Do this:
Can you transcribe the data exactly? Leave the pictures out.

Records excerpted from a collection
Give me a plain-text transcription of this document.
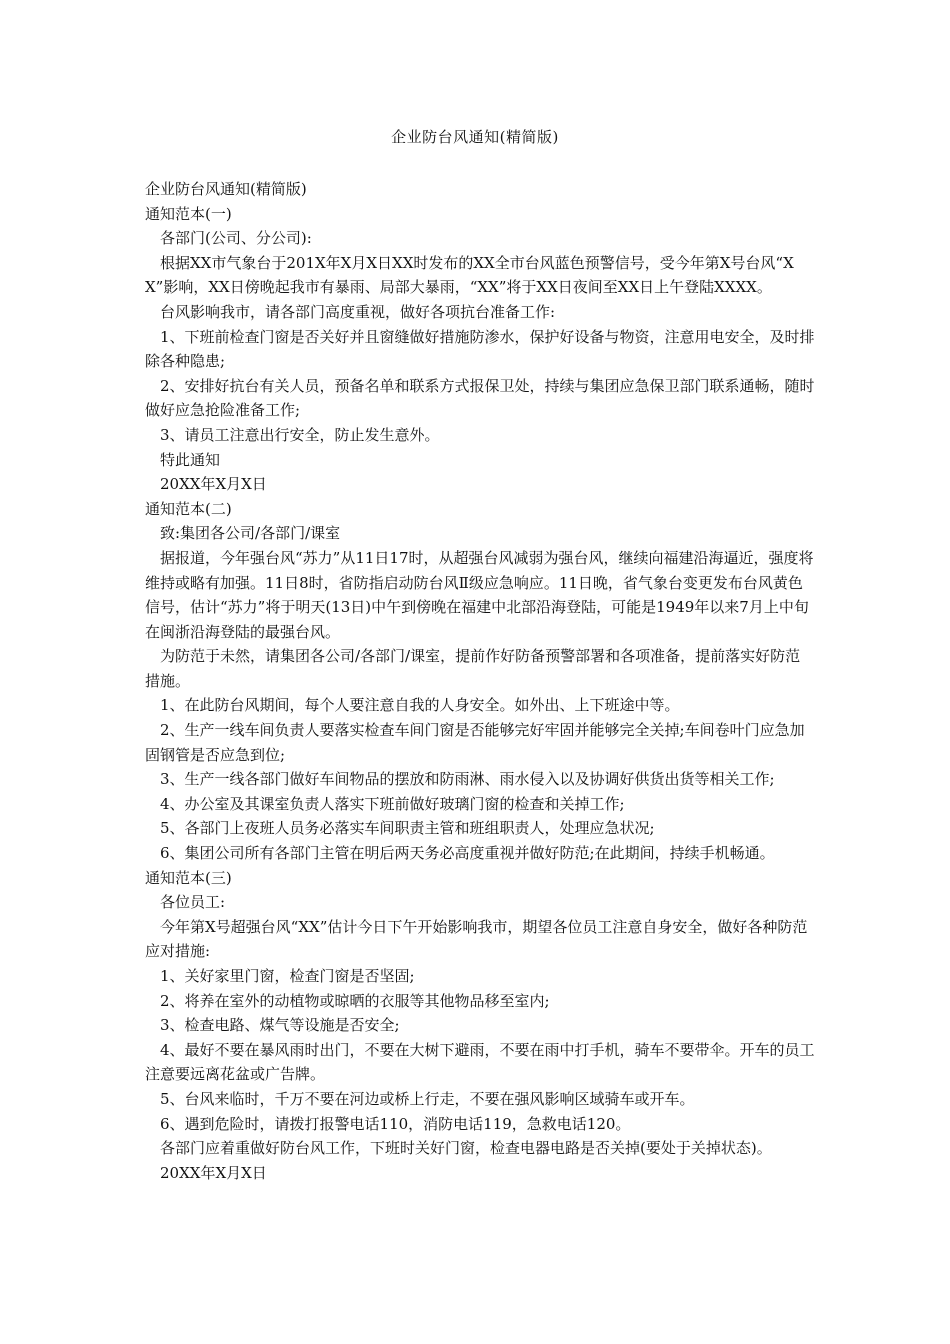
企业防台风通知(精简版)

企业防台风通知(精简版)

通知范本(一)

各部门(公司、分公司):

根据XX市气象台于201X年X月X日XX时发布的XX全市台风蓝色预警信号，受今年第X号台风“XX”影响，XX日傍晚起我市有暴雨、局部大暴雨，“XX”将于XX日夜间至XX日上午登陆XXXX。

台风影响我市，请各部门高度重视，做好各项抗台准备工作:

1、下班前检查门窗是否关好并且窗缝做好措施防渗水，保护好设备与物资，注意用电安全，及时排除各种隐患;

2、安排好抗台有关人员，预备名单和联系方式报保卫处，持续与集团应急保卫部门联系通畅，随时做好应急抢险准备工作;

3、请员工注意出行安全，防止发生意外。

特此通知

20XX年X月X日

通知范本(二)

致:集团各公司/各部门/课室

据报道，今年强台风“苏力”从11日17时，从超强台风减弱为强台风，继续向福建沿海逼近，强度将维持或略有加强。11日8时，省防指启动防台风Ⅱ级应急响应。11日晚，省气象台变更发布台风黄色信号，估计“苏力”将于明天(13日)中午到傍晚在福建中北部沿海登陆，可能是1949年以来7月上中旬在闽浙沿海登陆的最强台风。

为防范于未然，请集团各公司/各部门/课室，提前作好防备预警部署和各项准备，提前落实好防范措施。

1、在此防台风期间，每个人要注意自我的人身安全。如外出、上下班途中等。

2、生产一线车间负责人要落实检查车间门窗是否能够完好牢固并能够完全关掉;车间卷叶门应急加固钢管是否应急到位;

3、生产一线各部门做好车间物品的摆放和防雨淋、雨水侵入以及协调好供货出货等相关工作;

4、办公室及其课室负责人落实下班前做好玻璃门窗的检查和关掉工作;

5、各部门上夜班人员务必落实车间职责主管和班组职责人，处理应急状况;

6、集团公司所有各部门主管在明后两天务必高度重视并做好防范;在此期间，持续手机畅通。

通知范本(三)

各位员工:

今年第X号超强台风“XX”估计今日下午开始影响我市，期望各位员工注意自身安全，做好各种防范应对措施:

1、关好家里门窗，检查门窗是否坚固;

2、将养在室外的动植物或晾晒的衣服等其他物品移至室内;

3、检查电路、煤气等设施是否安全;

4、最好不要在暴风雨时出门，不要在大树下避雨，不要在雨中打手机，骑车不要带伞。开车的员工注意要远离花盆或广告牌。

5、台风来临时，千万不要在河边或桥上行走，不要在强风影响区域骑车或开车。

6、遇到危险时，请拨打报警电话110，消防电话119，急救电话120。

各部门应着重做好防台风工作，下班时关好门窗，检查电器电路是否关掉(要处于关掉状态)。

20XX年X月X日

Exercise response:
Give me a plain-text transcription of this document.
企业防台风通知(精简版)

企业防台风通知(精简版)

通知范本(一)

各部门(公司、分公司):

根据XX市气象台于201X年X月X日XX时发布的XX全市台风蓝色预警信号，受今年第X号台风“XX”影响，XX日傍晚起我市有暴雨、局部大暴雨，“XX”将于XX日夜间至XX日上午登陆XXXX。

台风影响我市，请各部门高度重视，做好各项抗台准备工作:

1、下班前检查门窗是否关好并且窗缝做好措施防渗水，保护好设备与物资，注意用电安全，及时排除各种隐患;

2、安排好抗台有关人员，预备名单和联系方式报保卫处，持续与集团应急保卫部门联系通畅，随时做好应急抢险准备工作;

3、请员工注意出行安全，防止发生意外。

特此通知

20XX年X月X日

通知范本(二)

致:集团各公司/各部门/课室

据报道，今年强台风“苏力”从11日17时，从超强台风减弱为强台风，继续向福建沿海逼近，强度将维持或略有加强。11日8时，省防指启动防台风Ⅱ级应急响应。11日晚，省气象台变更发布台风黄色信号，估计“苏力”将于明天(13日)中午到傍晚在福建中北部沿海登陆，可能是1949年以来7月上中旬在闽浙沿海登陆的最强台风。

为防范于未然，请集团各公司/各部门/课室，提前作好防备预警部署和各项准备，提前落实好防范措施。

1、在此防台风期间，每个人要注意自我的人身安全。如外出、上下班途中等。

2、生产一线车间负责人要落实检查车间门窗是否能够完好牢固并能够完全关掉;车间卷叶门应急加固钢管是否应急到位;

3、生产一线各部门做好车间物品的摆放和防雨淋、雨水侵入以及协调好供货出货等相关工作;

4、办公室及其课室负责人落实下班前做好玻璃门窗的检查和关掉工作;

5、各部门上夜班人员务必落实车间职责主管和班组职责人，处理应急状况;

6、集团公司所有各部门主管在明后两天务必高度重视并做好防范;在此期间，持续手机畅通。

通知范本(三)

各位员工:

今年第X号超强台风“XX”估计今日下午开始影响我市，期望各位员工注意自身安全，做好各种防范应对措施:

1、关好家里门窗，检查门窗是否坚固;

2、将养在室外的动植物或晾晒的衣服等其他物品移至室内;

3、检查电路、煤气等设施是否安全;

4、最好不要在暴风雨时出门，不要在大树下避雨，不要在雨中打手机，骑车不要带伞。开车的员工注意要远离花盆或广告牌。

5、台风来临时，千万不要在河边或桥上行走，不要在强风影响区域骑车或开车。

6、遇到危险时，请拨打报警电话110，消防电话119，急救电话120。

各部门应着重做好防台风工作，下班时关好门窗，检查电器电路是否关掉(要处于关掉状态)。

20XX年X月X日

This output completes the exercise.